— start —

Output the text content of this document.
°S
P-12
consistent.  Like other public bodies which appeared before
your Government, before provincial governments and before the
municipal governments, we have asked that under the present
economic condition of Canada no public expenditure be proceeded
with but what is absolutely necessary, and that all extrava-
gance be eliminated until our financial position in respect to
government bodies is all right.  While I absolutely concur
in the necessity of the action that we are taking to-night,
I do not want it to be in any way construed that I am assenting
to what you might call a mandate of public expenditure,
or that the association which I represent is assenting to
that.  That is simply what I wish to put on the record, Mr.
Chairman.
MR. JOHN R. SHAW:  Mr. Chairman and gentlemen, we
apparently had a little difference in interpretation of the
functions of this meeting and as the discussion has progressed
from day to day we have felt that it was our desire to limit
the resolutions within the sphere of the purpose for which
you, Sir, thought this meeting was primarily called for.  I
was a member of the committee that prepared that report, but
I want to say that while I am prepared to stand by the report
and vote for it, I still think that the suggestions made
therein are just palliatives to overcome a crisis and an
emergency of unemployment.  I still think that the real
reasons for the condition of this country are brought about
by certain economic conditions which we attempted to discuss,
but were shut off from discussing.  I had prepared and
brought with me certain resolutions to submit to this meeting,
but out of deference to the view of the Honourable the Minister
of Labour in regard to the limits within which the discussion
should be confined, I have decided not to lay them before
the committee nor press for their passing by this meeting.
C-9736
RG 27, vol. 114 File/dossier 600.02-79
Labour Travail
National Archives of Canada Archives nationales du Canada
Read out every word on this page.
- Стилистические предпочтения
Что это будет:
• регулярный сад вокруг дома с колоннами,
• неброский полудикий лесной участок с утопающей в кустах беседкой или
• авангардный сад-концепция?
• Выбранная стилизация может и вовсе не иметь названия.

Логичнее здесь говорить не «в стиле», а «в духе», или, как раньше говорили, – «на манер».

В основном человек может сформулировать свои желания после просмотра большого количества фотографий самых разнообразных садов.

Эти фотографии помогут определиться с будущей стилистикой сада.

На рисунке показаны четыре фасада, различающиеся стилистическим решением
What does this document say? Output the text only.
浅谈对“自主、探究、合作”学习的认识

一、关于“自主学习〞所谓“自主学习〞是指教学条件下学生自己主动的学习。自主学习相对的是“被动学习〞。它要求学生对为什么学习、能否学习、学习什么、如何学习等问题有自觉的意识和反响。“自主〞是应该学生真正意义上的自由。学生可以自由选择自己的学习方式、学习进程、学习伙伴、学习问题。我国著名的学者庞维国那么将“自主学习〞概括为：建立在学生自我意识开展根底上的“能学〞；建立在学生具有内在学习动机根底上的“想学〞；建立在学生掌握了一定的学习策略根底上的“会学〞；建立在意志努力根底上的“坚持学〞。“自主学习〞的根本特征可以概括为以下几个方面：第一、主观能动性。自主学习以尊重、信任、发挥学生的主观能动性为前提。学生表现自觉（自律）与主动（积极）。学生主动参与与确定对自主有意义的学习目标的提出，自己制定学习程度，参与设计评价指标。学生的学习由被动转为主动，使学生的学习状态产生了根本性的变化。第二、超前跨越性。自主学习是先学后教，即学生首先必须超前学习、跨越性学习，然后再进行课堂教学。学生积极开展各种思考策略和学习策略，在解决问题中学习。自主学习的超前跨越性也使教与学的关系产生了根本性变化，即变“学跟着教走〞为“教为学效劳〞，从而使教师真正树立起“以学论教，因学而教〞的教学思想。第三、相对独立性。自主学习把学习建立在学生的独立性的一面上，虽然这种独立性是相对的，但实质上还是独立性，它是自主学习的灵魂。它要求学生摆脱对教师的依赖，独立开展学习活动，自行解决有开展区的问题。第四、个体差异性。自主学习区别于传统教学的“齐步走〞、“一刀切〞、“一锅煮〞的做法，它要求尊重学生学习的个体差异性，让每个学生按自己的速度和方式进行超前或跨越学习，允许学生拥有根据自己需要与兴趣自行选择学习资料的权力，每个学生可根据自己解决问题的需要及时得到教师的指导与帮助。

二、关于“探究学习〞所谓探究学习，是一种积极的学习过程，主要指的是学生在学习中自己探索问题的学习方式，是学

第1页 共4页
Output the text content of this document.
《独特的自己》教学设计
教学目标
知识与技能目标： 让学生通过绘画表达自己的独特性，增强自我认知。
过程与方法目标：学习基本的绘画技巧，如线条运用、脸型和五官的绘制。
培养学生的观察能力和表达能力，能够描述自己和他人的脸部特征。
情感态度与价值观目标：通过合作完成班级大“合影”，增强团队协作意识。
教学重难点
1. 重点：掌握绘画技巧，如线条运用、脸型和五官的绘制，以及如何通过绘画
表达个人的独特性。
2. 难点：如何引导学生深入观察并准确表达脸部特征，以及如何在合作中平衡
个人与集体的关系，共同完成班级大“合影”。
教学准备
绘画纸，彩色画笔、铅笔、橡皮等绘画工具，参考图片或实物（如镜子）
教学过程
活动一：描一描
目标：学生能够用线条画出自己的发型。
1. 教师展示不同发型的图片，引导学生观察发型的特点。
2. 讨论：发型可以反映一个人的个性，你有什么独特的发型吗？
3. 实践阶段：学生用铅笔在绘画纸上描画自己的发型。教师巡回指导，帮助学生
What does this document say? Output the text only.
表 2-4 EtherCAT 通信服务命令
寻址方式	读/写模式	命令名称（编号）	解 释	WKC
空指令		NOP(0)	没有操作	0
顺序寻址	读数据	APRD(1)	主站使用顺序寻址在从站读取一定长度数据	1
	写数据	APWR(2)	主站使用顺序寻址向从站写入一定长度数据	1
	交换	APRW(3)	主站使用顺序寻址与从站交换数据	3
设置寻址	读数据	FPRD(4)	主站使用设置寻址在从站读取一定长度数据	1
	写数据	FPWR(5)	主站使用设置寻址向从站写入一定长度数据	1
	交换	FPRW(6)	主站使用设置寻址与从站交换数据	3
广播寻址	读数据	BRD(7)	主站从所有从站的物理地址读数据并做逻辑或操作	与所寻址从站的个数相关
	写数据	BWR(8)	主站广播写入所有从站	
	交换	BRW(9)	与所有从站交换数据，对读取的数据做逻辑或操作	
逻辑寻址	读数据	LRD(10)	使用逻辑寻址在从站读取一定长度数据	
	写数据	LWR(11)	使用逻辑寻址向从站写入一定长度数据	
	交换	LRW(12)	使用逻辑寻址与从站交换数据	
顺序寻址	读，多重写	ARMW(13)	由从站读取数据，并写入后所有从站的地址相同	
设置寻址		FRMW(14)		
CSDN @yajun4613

— end —

*The request*. Reproduce the material above, every line of it, exactly.

*Completed task*.
Output the text content of this document.
°S
P-12
consistent.  Like other public bodies which appeared before
your Government, before provincial governments and before the
municipal governments, we have asked that under the present
economic condition of Canada no public expenditure be proceeded
with but what is absolutely necessary, and that all extrava-
gance be eliminated until our financial position in respect to
government bodies is all right.  While I absolutely concur
in the necessity of the action that we are taking to-night,
I do not want it to be in any way construed that I am assenting
to what you might call a mandate of public expenditure,
or that the association which I represent is assenting to
that.  That is simply what I wish to put on the record, Mr.
Chairman.
MR. JOHN R. SHAW:  Mr. Chairman and gentlemen, we
apparently had a little difference in interpretation of the
functions of this meeting and as the discussion has progressed
from day to day we have felt that it was our desire to limit
the resolutions within the sphere of the purpose for which
you, Sir, thought this meeting was primarily called for.  I
was a member of the committee that prepared that report, but
I want to say that while I am prepared to stand by the report
and vote for it, I still think that the suggestions made
therein are just palliatives to overcome a crisis and an
emergency of unemployment.  I still think that the real
reasons for the condition of this country are brought about
by certain economic conditions which we attempted to discuss,
but were shut off from discussing.  I had prepared and
brought with me certain resolutions to submit to this meeting,
but out of deference to the view of the Honourable the Minister
of Labour in regard to the limits within which the discussion
should be confined, I have decided not to lay them before
the committee nor press for their passing by this meeting.
C-9736
RG 27, vol. 114 File/dossier 600.02-79
Labour Travail
National Archives of Canada Archives nationales du Canada
Read out every word on this page.
- Стилистические предпочтения
Что это будет:
• регулярный сад вокруг дома с колоннами,
• неброский полудикий лесной участок с утопающей в кустах беседкой или
• авангардный сад-концепция?
• Выбранная стилизация может и вовсе не иметь названия.

Логичнее здесь говорить не «в стиле», а «в духе», или, как раньше говорили, – «на манер».

В основном человек может сформулировать свои желания после просмотра большого количества фотографий самых разнообразных садов.

Эти фотографии помогут определиться с будущей стилистикой сада.

На рисунке показаны четыре фасада, различающиеся стилистическим решением
What does this document say? Output the text only.
浅谈对“自主、探究、合作”学习的认识

一、关于“自主学习〞所谓“自主学习〞是指教学条件下学生自己主动的学习。自主学习相对的是“被动学习〞。它要求学生对为什么学习、能否学习、学习什么、如何学习等问题有自觉的意识和反响。“自主〞是应该学生真正意义上的自由。学生可以自由选择自己的学习方式、学习进程、学习伙伴、学习问题。我国著名的学者庞维国那么将“自主学习〞概括为：建立在学生自我意识开展根底上的“能学〞；建立在学生具有内在学习动机根底上的“想学〞；建立在学生掌握了一定的学习策略根底上的“会学〞；建立在意志努力根底上的“坚持学〞。“自主学习〞的根本特征可以概括为以下几个方面：第一、主观能动性。自主学习以尊重、信任、发挥学生的主观能动性为前提。学生表现自觉（自律）与主动（积极）。学生主动参与与确定对自主有意义的学习目标的提出，自己制定学习程度，参与设计评价指标。学生的学习由被动转为主动，使学生的学习状态产生了根本性的变化。第二、超前跨越性。自主学习是先学后教，即学生首先必须超前学习、跨越性学习，然后再进行课堂教学。学生积极开展各种思考策略和学习策略，在解决问题中学习。自主学习的超前跨越性也使教与学的关系产生了根本性变化，即变“学跟着教走〞为“教为学效劳〞，从而使教师真正树立起“以学论教，因学而教〞的教学思想。第三、相对独立性。自主学习把学习建立在学生的独立性的一面上，虽然这种独立性是相对的，但实质上还是独立性，它是自主学习的灵魂。它要求学生摆脱对教师的依赖，独立开展学习活动，自行解决有开展区的问题。第四、个体差异性。自主学习区别于传统教学的“齐步走〞、“一刀切〞、“一锅煮〞的做法，它要求尊重学生学习的个体差异性，让每个学生按自己的速度和方式进行超前或跨越学习，允许学生拥有根据自己需要与兴趣自行选择学习资料的权力，每个学生可根据自己解决问题的需要及时得到教师的指导与帮助。

二、关于“探究学习〞所谓探究学习，是一种积极的学习过程，主要指的是学生在学习中自己探索问题的学习方式，是学

第1页 共4页
Output the text content of this document.
《独特的自己》教学设计
教学目标
知识与技能目标： 让学生通过绘画表达自己的独特性，增强自我认知。
过程与方法目标：学习基本的绘画技巧，如线条运用、脸型和五官的绘制。
培养学生的观察能力和表达能力，能够描述自己和他人的脸部特征。
情感态度与价值观目标：通过合作完成班级大“合影”，增强团队协作意识。
教学重难点
1. 重点：掌握绘画技巧，如线条运用、脸型和五官的绘制，以及如何通过绘画
表达个人的独特性。
2. 难点：如何引导学生深入观察并准确表达脸部特征，以及如何在合作中平衡
个人与集体的关系，共同完成班级大“合影”。
教学准备
绘画纸，彩色画笔、铅笔、橡皮等绘画工具，参考图片或实物（如镜子）
教学过程
活动一：描一描
目标：学生能够用线条画出自己的发型。
1. 教师展示不同发型的图片，引导学生观察发型的特点。
2. 讨论：发型可以反映一个人的个性，你有什么独特的发型吗？
3. 实践阶段：学生用铅笔在绘画纸上描画自己的发型。教师巡回指导，帮助学生
What does this document say? Output the text only.
表 2-4 EtherCAT 通信服务命令
寻址方式	读/写模式	命令名称（编号）	解 释	WKC
空指令		NOP(0)	没有操作	0
顺序寻址	读数据	APRD(1)	主站使用顺序寻址在从站读取一定长度数据	1
	写数据	APWR(2)	主站使用顺序寻址向从站写入一定长度数据	1
	交换	APRW(3)	主站使用顺序寻址与从站交换数据	3
设置寻址	读数据	FPRD(4)	主站使用设置寻址在从站读取一定长度数据	1
	写数据	FPWR(5)	主站使用设置寻址向从站写入一定长度数据	1
	交换	FPRW(6)	主站使用设置寻址与从站交换数据	3
广播寻址	读数据	BRD(7)	主站从所有从站的物理地址读数据并做逻辑或操作	与所寻址从站的个数相关
	写数据	BWR(8)	主站广播写入所有从站	
	交换	BRW(9)	与所有从站交换数据，对读取的数据做逻辑或操作	
逻辑寻址	读数据	LRD(10)	使用逻辑寻址在从站读取一定长度数据	
	写数据	LWR(11)	使用逻辑寻址向从站写入一定长度数据	
	交换	LRW(12)	使用逻辑寻址与从站交换数据	
顺序寻址	读，多重写	ARMW(13)	由从站读取数据，并写入后所有从站的地址相同	
设置寻址		FRMW(14)		
CSDN @yajun4613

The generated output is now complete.